To be done. Pictures stay out of the copy; set down each line of the listing below exactly.

Data for processing.
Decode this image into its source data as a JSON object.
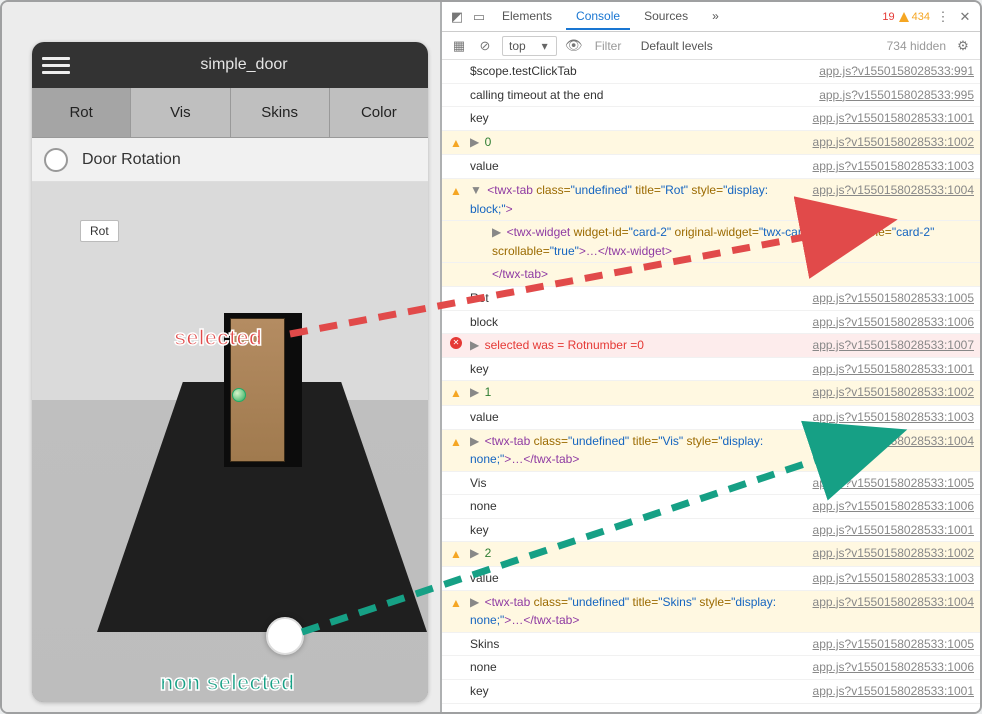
{
  "app": {
    "title": "simple_door",
    "tabs": [
      "Rot",
      "Vis",
      "Skins",
      "Color"
    ],
    "active_tab_index": 0,
    "section_label": "Door Rotation",
    "tooltip": "Rot"
  },
  "annotations": {
    "selected": "selected",
    "non_selected": "non selected"
  },
  "devtools": {
    "tabs": [
      "Elements",
      "Console",
      "Sources"
    ],
    "active_tab_index": 1,
    "more_label": "»",
    "errors": "19",
    "warnings": "434",
    "toolbar": {
      "context": "top",
      "filter_placeholder": "Filter",
      "levels": "Default levels",
      "hidden": "734 hidden"
    },
    "src_prefix": "app.js?v1550158028533",
    "rows": [
      {
        "type": "log",
        "msg": "$scope.testClickTab",
        "line": "991"
      },
      {
        "type": "log",
        "msg": "calling timeout at the end",
        "line": "995"
      },
      {
        "type": "log",
        "msg": "key",
        "line": "1001"
      },
      {
        "type": "warn",
        "caret": "▶",
        "segments": [
          {
            "t": "num",
            "v": "0"
          }
        ],
        "line": "1002"
      },
      {
        "type": "log",
        "msg": "value",
        "line": "1003"
      },
      {
        "type": "warn",
        "caret": "▼",
        "line": "1004",
        "html_segments": [
          "<",
          "twx-tab",
          " class=",
          "\"undefined\"",
          " title=",
          "\"Rot\"",
          " style=",
          "\"display: block;\"",
          ">"
        ],
        "children": [
          {
            "caret": "▶",
            "html_segments": [
              "<",
              "twx-widget",
              " widget-id=",
              "\"card-2\"",
              " original-widget=",
              "\"twx-card\"",
              " widget-name=",
              "\"card-2\"",
              " scrollable=",
              "\"true\"",
              ">",
              "…",
              "</",
              "twx-widget",
              ">"
            ]
          },
          {
            "html_segments": [
              "</",
              "twx-tab",
              ">"
            ]
          }
        ]
      },
      {
        "type": "log",
        "msg": "Rot",
        "line": "1005"
      },
      {
        "type": "log",
        "msg": "block",
        "line": "1006"
      },
      {
        "type": "err",
        "caret": "▶",
        "msg": "selected was = Rotnumber =0",
        "line": "1007"
      },
      {
        "type": "log",
        "msg": "key",
        "line": "1001"
      },
      {
        "type": "warn",
        "caret": "▶",
        "segments": [
          {
            "t": "num",
            "v": "1"
          }
        ],
        "line": "1002"
      },
      {
        "type": "log",
        "msg": "value",
        "line": "1003"
      },
      {
        "type": "warn",
        "caret": "▶",
        "line": "1004",
        "html_segments": [
          "<",
          "twx-tab",
          " class=",
          "\"undefined\"",
          " title=",
          "\"Vis\"",
          " style=",
          "\"display: none;\"",
          ">",
          "…",
          "</",
          "twx-tab",
          ">"
        ]
      },
      {
        "type": "log",
        "msg": "Vis",
        "line": "1005"
      },
      {
        "type": "log",
        "msg": "none",
        "line": "1006"
      },
      {
        "type": "log",
        "msg": "key",
        "line": "1001"
      },
      {
        "type": "warn",
        "caret": "▶",
        "segments": [
          {
            "t": "num",
            "v": "2"
          }
        ],
        "line": "1002"
      },
      {
        "type": "log",
        "msg": "value",
        "line": "1003"
      },
      {
        "type": "warn",
        "caret": "▶",
        "line": "1004",
        "html_segments": [
          "<",
          "twx-tab",
          " class=",
          "\"undefined\"",
          " title=",
          "\"Skins\"",
          " style=",
          "\"display: none;\"",
          ">",
          "…",
          "</",
          "twx-tab",
          ">"
        ]
      },
      {
        "type": "log",
        "msg": "Skins",
        "line": "1005"
      },
      {
        "type": "log",
        "msg": "none",
        "line": "1006"
      },
      {
        "type": "log",
        "msg": "key",
        "line": "1001"
      }
    ]
  }
}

Full response.
Decode this image into its source data as a JSON object.
{
  "app": {
    "title": "simple_door",
    "tabs": [
      "Rot",
      "Vis",
      "Skins",
      "Color"
    ],
    "active_tab_index": 0,
    "section_label": "Door Rotation",
    "tooltip": "Rot"
  },
  "annotations": {
    "selected": "selected",
    "non_selected": "non selected"
  },
  "devtools": {
    "tabs": [
      "Elements",
      "Console",
      "Sources"
    ],
    "active_tab_index": 1,
    "more_label": "»",
    "errors": "19",
    "warnings": "434",
    "toolbar": {
      "context": "top",
      "filter_placeholder": "Filter",
      "levels": "Default levels",
      "hidden": "734 hidden"
    },
    "src_prefix": "app.js?v1550158028533",
    "rows": [
      {
        "type": "log",
        "msg": "$scope.testClickTab",
        "line": "991"
      },
      {
        "type": "log",
        "msg": "calling timeout at the end",
        "line": "995"
      },
      {
        "type": "log",
        "msg": "key",
        "line": "1001"
      },
      {
        "type": "warn",
        "caret": "▶",
        "segments": [
          {
            "t": "num",
            "v": "0"
          }
        ],
        "line": "1002"
      },
      {
        "type": "log",
        "msg": "value",
        "line": "1003"
      },
      {
        "type": "warn",
        "caret": "▼",
        "line": "1004",
        "html_segments": [
          "<",
          "twx-tab",
          " class=",
          "\"undefined\"",
          " title=",
          "\"Rot\"",
          " style=",
          "\"display: block;\"",
          ">"
        ],
        "children": [
          {
            "caret": "▶",
            "html_segments": [
              "<",
              "twx-widget",
              " widget-id=",
              "\"card-2\"",
              " original-widget=",
              "\"twx-card\"",
              " widget-name=",
              "\"card-2\"",
              " scrollable=",
              "\"true\"",
              ">",
              "…",
              "</",
              "twx-widget",
              ">"
            ]
          },
          {
            "html_segments": [
              "</",
              "twx-tab",
              ">"
            ]
          }
        ]
      },
      {
        "type": "log",
        "msg": "Rot",
        "line": "1005"
      },
      {
        "type": "log",
        "msg": "block",
        "line": "1006"
      },
      {
        "type": "err",
        "caret": "▶",
        "msg": "selected was = Rotnumber =0",
        "line": "1007"
      },
      {
        "type": "log",
        "msg": "key",
        "line": "1001"
      },
      {
        "type": "warn",
        "caret": "▶",
        "segments": [
          {
            "t": "num",
            "v": "1"
          }
        ],
        "line": "1002"
      },
      {
        "type": "log",
        "msg": "value",
        "line": "1003"
      },
      {
        "type": "warn",
        "caret": "▶",
        "line": "1004",
        "html_segments": [
          "<",
          "twx-tab",
          " class=",
          "\"undefined\"",
          " title=",
          "\"Vis\"",
          " style=",
          "\"display: none;\"",
          ">",
          "…",
          "</",
          "twx-tab",
          ">"
        ]
      },
      {
        "type": "log",
        "msg": "Vis",
        "line": "1005"
      },
      {
        "type": "log",
        "msg": "none",
        "line": "1006"
      },
      {
        "type": "log",
        "msg": "key",
        "line": "1001"
      },
      {
        "type": "warn",
        "caret": "▶",
        "segments": [
          {
            "t": "num",
            "v": "2"
          }
        ],
        "line": "1002"
      },
      {
        "type": "log",
        "msg": "value",
        "line": "1003"
      },
      {
        "type": "warn",
        "caret": "▶",
        "line": "1004",
        "html_segments": [
          "<",
          "twx-tab",
          " class=",
          "\"undefined\"",
          " title=",
          "\"Skins\"",
          " style=",
          "\"display: none;\"",
          ">",
          "…",
          "</",
          "twx-tab",
          ">"
        ]
      },
      {
        "type": "log",
        "msg": "Skins",
        "line": "1005"
      },
      {
        "type": "log",
        "msg": "none",
        "line": "1006"
      },
      {
        "type": "log",
        "msg": "key",
        "line": "1001"
      }
    ]
  }
}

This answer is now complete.